▼
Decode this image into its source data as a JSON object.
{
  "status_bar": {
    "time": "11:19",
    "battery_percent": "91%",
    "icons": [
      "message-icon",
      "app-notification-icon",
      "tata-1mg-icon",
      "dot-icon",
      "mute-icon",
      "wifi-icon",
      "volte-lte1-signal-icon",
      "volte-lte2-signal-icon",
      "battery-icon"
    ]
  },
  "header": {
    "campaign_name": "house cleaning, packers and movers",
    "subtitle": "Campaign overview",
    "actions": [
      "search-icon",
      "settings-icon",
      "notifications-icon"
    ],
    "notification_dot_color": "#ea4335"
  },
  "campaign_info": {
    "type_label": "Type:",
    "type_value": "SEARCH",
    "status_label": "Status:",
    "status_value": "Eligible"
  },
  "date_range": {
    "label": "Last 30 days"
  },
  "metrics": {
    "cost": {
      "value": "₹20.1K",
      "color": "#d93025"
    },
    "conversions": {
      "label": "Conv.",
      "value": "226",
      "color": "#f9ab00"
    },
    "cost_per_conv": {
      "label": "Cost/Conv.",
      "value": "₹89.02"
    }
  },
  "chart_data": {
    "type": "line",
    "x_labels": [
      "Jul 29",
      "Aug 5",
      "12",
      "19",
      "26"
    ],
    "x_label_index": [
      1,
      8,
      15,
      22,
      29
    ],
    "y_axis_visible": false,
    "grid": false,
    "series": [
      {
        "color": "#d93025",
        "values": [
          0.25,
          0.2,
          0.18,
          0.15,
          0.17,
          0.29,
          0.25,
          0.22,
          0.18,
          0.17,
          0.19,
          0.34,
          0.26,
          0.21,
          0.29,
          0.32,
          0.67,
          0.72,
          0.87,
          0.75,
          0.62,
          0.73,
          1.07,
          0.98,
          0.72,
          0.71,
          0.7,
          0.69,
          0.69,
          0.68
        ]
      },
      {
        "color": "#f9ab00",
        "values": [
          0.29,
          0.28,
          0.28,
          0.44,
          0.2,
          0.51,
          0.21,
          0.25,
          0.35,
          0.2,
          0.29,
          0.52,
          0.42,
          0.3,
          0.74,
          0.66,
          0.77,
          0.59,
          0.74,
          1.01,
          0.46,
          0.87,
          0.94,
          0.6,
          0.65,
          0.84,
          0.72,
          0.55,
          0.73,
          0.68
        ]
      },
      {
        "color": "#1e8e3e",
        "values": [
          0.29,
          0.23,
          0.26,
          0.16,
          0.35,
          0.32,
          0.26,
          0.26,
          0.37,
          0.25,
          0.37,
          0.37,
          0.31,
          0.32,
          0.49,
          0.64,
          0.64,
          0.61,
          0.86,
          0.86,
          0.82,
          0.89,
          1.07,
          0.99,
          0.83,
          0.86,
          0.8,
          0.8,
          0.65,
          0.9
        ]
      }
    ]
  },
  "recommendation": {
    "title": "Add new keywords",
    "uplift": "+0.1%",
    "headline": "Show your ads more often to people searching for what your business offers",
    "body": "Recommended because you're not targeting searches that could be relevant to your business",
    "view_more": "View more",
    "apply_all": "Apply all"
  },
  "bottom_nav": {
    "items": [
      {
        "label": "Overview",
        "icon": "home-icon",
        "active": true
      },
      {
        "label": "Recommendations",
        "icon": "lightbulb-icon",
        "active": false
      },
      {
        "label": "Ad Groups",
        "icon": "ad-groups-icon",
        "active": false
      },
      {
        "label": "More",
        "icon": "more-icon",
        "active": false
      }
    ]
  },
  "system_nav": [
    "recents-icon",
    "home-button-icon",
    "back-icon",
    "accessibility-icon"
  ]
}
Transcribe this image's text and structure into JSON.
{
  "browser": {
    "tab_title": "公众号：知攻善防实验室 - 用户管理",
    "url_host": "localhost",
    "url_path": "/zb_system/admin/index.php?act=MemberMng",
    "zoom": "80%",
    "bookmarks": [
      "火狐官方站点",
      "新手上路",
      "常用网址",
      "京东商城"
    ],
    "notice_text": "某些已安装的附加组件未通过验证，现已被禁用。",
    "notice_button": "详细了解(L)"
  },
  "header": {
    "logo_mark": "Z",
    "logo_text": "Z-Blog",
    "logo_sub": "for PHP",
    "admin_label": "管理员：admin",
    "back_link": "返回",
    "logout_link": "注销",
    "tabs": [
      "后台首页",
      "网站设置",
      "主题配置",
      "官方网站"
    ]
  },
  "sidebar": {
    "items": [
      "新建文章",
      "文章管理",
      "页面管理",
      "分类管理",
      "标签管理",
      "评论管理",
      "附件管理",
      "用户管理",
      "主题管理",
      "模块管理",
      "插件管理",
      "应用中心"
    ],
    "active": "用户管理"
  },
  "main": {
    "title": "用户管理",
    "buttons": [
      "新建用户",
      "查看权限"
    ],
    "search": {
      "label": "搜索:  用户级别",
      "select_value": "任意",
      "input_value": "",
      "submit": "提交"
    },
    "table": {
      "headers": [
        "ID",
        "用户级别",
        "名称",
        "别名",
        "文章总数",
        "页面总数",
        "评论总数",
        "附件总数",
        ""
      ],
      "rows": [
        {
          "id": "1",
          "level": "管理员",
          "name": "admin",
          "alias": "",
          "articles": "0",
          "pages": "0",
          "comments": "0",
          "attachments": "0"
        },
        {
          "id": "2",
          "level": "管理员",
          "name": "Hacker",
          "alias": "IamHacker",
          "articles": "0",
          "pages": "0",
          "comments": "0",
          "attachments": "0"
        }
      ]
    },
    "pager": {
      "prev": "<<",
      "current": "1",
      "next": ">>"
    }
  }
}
▲
Stated goal: Please restate the data word for word, every record included.

Written response:
Decode this image into its source data as a JSON object.
{
  "status_bar": {
    "time": "11:19",
    "battery_percent": "91%",
    "icons": [
      "message-icon",
      "app-notification-icon",
      "tata-1mg-icon",
      "dot-icon",
      "mute-icon",
      "wifi-icon",
      "volte-lte1-signal-icon",
      "volte-lte2-signal-icon",
      "battery-icon"
    ]
  },
  "header": {
    "campaign_name": "house cleaning, packers and movers",
    "subtitle": "Campaign overview",
    "actions": [
      "search-icon",
      "settings-icon",
      "notifications-icon"
    ],
    "notification_dot_color": "#ea4335"
  },
  "campaign_info": {
    "type_label": "Type:",
    "type_value": "SEARCH",
    "status_label": "Status:",
    "status_value": "Eligible"
  },
  "date_range": {
    "label": "Last 30 days"
  },
  "metrics": {
    "cost": {
      "value": "₹20.1K",
      "color": "#d93025"
    },
    "conversions": {
      "label": "Conv.",
      "value": "226",
      "color": "#f9ab00"
    },
    "cost_per_conv": {
      "label": "Cost/Conv.",
      "value": "₹89.02"
    }
  },
  "chart_data": {
    "type": "line",
    "x_labels": [
      "Jul 29",
      "Aug 5",
      "12",
      "19",
      "26"
    ],
    "x_label_index": [
      1,
      8,
      15,
      22,
      29
    ],
    "y_axis_visible": false,
    "grid": false,
    "series": [
      {
        "color": "#d93025",
        "values": [
          0.25,
          0.2,
          0.18,
          0.15,
          0.17,
          0.29,
          0.25,
          0.22,
          0.18,
          0.17,
          0.19,
          0.34,
          0.26,
          0.21,
          0.29,
          0.32,
          0.67,
          0.72,
          0.87,
          0.75,
          0.62,
          0.73,
          1.07,
          0.98,
          0.72,
          0.71,
          0.7,
          0.69,
          0.69,
          0.68
        ]
      },
      {
        "color": "#f9ab00",
        "values": [
          0.29,
          0.28,
          0.28,
          0.44,
          0.2,
          0.51,
          0.21,
          0.25,
          0.35,
          0.2,
          0.29,
          0.52,
          0.42,
          0.3,
          0.74,
          0.66,
          0.77,
          0.59,
          0.74,
          1.01,
          0.46,
          0.87,
          0.94,
          0.6,
          0.65,
          0.84,
          0.72,
          0.55,
          0.73,
          0.68
        ]
      },
      {
        "color": "#1e8e3e",
        "values": [
          0.29,
          0.23,
          0.26,
          0.16,
          0.35,
          0.32,
          0.26,
          0.26,
          0.37,
          0.25,
          0.37,
          0.37,
          0.31,
          0.32,
          0.49,
          0.64,
          0.64,
          0.61,
          0.86,
          0.86,
          0.82,
          0.89,
          1.07,
          0.99,
          0.83,
          0.86,
          0.8,
          0.8,
          0.65,
          0.9
        ]
      }
    ]
  },
  "recommendation": {
    "title": "Add new keywords",
    "uplift": "+0.1%",
    "headline": "Show your ads more often to people searching for what your business offers",
    "body": "Recommended because you're not targeting searches that could be relevant to your business",
    "view_more": "View more",
    "apply_all": "Apply all"
  },
  "bottom_nav": {
    "items": [
      {
        "label": "Overview",
        "icon": "home-icon",
        "active": true
      },
      {
        "label": "Recommendations",
        "icon": "lightbulb-icon",
        "active": false
      },
      {
        "label": "Ad Groups",
        "icon": "ad-groups-icon",
        "active": false
      },
      {
        "label": "More",
        "icon": "more-icon",
        "active": false
      }
    ]
  },
  "system_nav": [
    "recents-icon",
    "home-button-icon",
    "back-icon",
    "accessibility-icon"
  ]
}
Transcribe this image's text and structure into JSON.
{
  "browser": {
    "tab_title": "公众号：知攻善防实验室 - 用户管理",
    "url_host": "localhost",
    "url_path": "/zb_system/admin/index.php?act=MemberMng",
    "zoom": "80%",
    "bookmarks": [
      "火狐官方站点",
      "新手上路",
      "常用网址",
      "京东商城"
    ],
    "notice_text": "某些已安装的附加组件未通过验证，现已被禁用。",
    "notice_button": "详细了解(L)"
  },
  "header": {
    "logo_mark": "Z",
    "logo_text": "Z-Blog",
    "logo_sub": "for PHP",
    "admin_label": "管理员：admin",
    "back_link": "返回",
    "logout_link": "注销",
    "tabs": [
      "后台首页",
      "网站设置",
      "主题配置",
      "官方网站"
    ]
  },
  "sidebar": {
    "items": [
      "新建文章",
      "文章管理",
      "页面管理",
      "分类管理",
      "标签管理",
      "评论管理",
      "附件管理",
      "用户管理",
      "主题管理",
      "模块管理",
      "插件管理",
      "应用中心"
    ],
    "active": "用户管理"
  },
  "main": {
    "title": "用户管理",
    "buttons": [
      "新建用户",
      "查看权限"
    ],
    "search": {
      "label": "搜索:  用户级别",
      "select_value": "任意",
      "input_value": "",
      "submit": "提交"
    },
    "table": {
      "headers": [
        "ID",
        "用户级别",
        "名称",
        "别名",
        "文章总数",
        "页面总数",
        "评论总数",
        "附件总数",
        ""
      ],
      "rows": [
        {
          "id": "1",
          "level": "管理员",
          "name": "admin",
          "alias": "",
          "articles": "0",
          "pages": "0",
          "comments": "0",
          "attachments": "0"
        },
        {
          "id": "2",
          "level": "管理员",
          "name": "Hacker",
          "alias": "IamHacker",
          "articles": "0",
          "pages": "0",
          "comments": "0",
          "attachments": "0"
        }
      ]
    },
    "pager": {
      "prev": "<<",
      "current": "1",
      "next": ">>"
    }
  }
}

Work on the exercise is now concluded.